Try it: Among the records below, which lines contain the string "accounts"? Report them.

Exercise input:

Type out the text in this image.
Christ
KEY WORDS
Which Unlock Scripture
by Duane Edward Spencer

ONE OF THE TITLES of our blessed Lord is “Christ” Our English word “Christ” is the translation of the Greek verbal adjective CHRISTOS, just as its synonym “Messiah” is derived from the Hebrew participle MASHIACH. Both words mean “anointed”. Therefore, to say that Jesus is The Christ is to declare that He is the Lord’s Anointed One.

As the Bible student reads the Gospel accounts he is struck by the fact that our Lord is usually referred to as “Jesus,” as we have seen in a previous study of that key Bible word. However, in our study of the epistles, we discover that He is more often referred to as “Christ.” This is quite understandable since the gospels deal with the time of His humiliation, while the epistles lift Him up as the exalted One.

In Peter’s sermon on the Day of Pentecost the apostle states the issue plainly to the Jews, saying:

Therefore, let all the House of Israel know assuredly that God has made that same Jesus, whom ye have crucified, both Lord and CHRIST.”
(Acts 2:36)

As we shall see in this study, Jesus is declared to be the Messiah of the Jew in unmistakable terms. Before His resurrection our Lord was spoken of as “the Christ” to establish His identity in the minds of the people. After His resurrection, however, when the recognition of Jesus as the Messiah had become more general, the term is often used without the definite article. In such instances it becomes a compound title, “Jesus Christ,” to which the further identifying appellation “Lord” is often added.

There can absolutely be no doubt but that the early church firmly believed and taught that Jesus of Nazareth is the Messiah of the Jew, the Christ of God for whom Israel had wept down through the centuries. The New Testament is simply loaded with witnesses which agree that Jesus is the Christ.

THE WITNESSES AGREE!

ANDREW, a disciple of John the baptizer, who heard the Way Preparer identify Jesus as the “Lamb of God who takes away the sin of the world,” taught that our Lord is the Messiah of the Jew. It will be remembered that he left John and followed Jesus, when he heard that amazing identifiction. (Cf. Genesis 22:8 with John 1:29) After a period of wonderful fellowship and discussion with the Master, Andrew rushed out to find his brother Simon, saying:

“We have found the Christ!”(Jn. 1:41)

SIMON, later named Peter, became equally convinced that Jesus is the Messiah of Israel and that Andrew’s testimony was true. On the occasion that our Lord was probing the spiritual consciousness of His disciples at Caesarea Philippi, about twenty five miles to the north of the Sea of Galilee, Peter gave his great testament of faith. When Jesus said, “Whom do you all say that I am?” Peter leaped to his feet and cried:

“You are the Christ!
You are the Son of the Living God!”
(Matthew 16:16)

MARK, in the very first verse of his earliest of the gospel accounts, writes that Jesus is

Expected output:
As the Bible student reads the Gospel accounts he is struck by the fact that our Lord is usually referred to as “Jesus,” as we have seen in a previous study of that key Bible word. However, in our study of the epistles, we discover that He is more often referred to as “Christ.” This is quite understandable since the gospels deal with the time of His humiliation, while the epistles lift Him up as the exalted One.
MARK, in the very first verse of his earliest of the gospel accounts, writes that Jesus is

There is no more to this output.